> _Records supplied_:

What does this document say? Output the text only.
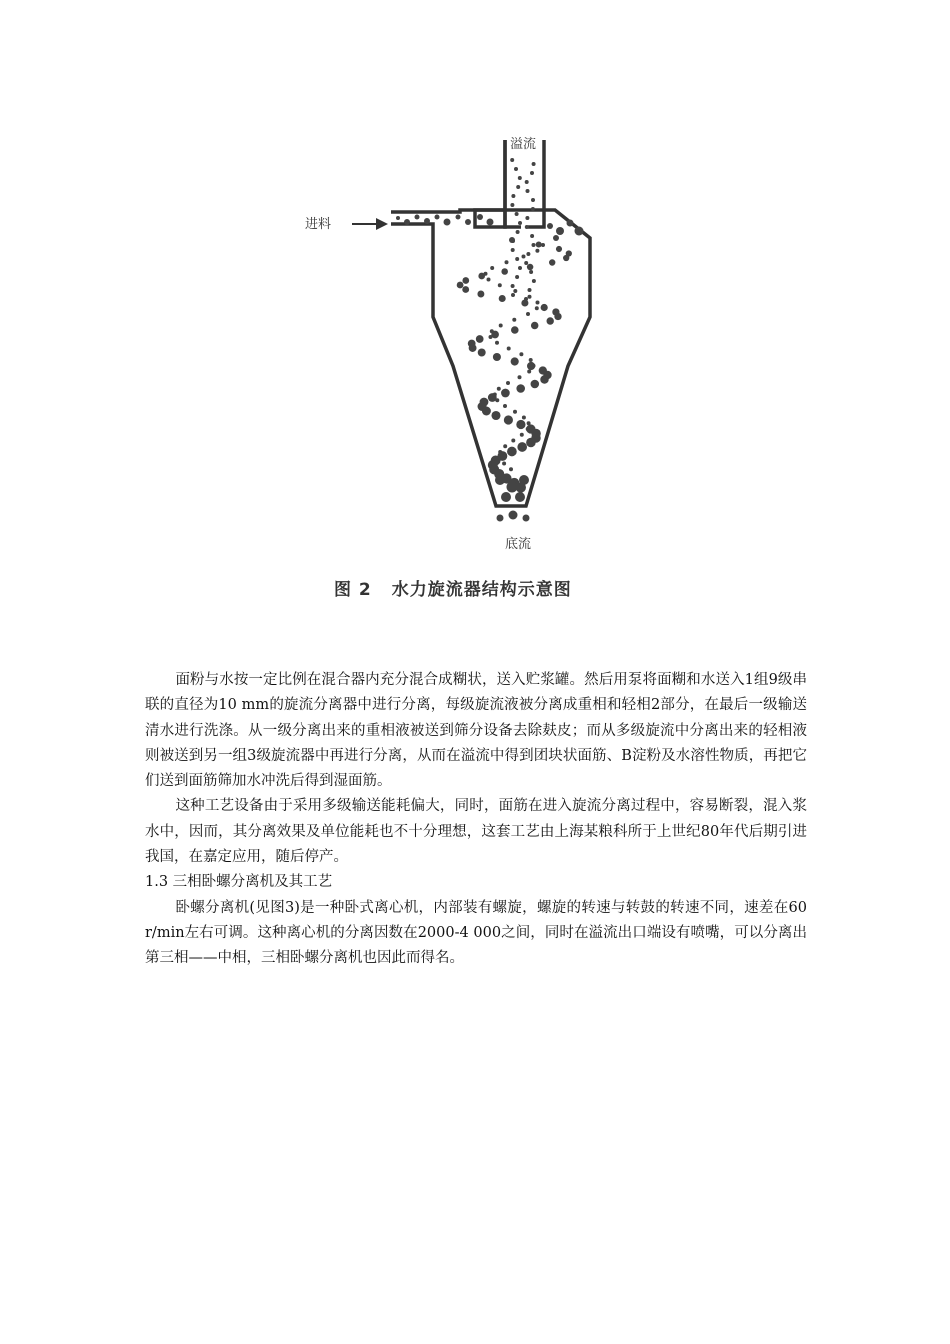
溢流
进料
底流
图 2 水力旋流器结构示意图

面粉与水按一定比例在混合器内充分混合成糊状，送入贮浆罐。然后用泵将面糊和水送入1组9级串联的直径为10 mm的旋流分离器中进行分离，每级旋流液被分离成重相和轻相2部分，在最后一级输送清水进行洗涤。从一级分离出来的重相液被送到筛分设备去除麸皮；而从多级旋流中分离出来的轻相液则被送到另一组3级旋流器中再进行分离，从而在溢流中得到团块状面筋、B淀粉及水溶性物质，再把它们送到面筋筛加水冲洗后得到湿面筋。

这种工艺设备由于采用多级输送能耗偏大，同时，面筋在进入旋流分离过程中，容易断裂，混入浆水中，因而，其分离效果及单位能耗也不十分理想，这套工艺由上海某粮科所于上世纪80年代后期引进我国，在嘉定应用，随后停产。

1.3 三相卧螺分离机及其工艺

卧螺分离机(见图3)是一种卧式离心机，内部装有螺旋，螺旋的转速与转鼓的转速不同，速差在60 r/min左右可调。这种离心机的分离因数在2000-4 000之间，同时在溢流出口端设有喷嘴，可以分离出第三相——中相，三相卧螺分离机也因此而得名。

> _What needs to be done_:
Print the records above exactly as they stand, but leave out the pictures.

> _Finished exercise_:
What does this document say? Output the text only.
溢流
进料
底流
图 2 水力旋流器结构示意图

面粉与水按一定比例在混合器内充分混合成糊状，送入贮浆罐。然后用泵将面糊和水送入1组9级串联的直径为10 mm的旋流分离器中进行分离，每级旋流液被分离成重相和轻相2部分，在最后一级输送清水进行洗涤。从一级分离出来的重相液被送到筛分设备去除麸皮；而从多级旋流中分离出来的轻相液则被送到另一组3级旋流器中再进行分离，从而在溢流中得到团块状面筋、B淀粉及水溶性物质，再把它们送到面筋筛加水冲洗后得到湿面筋。

这种工艺设备由于采用多级输送能耗偏大，同时，面筋在进入旋流分离过程中，容易断裂，混入浆水中，因而，其分离效果及单位能耗也不十分理想，这套工艺由上海某粮科所于上世纪80年代后期引进我国，在嘉定应用，随后停产。

1.3 三相卧螺分离机及其工艺

卧螺分离机(见图3)是一种卧式离心机，内部装有螺旋，螺旋的转速与转鼓的转速不同，速差在60 r/min左右可调。这种离心机的分离因数在2000-4 000之间，同时在溢流出口端设有喷嘴，可以分离出第三相——中相，三相卧螺分离机也因此而得名。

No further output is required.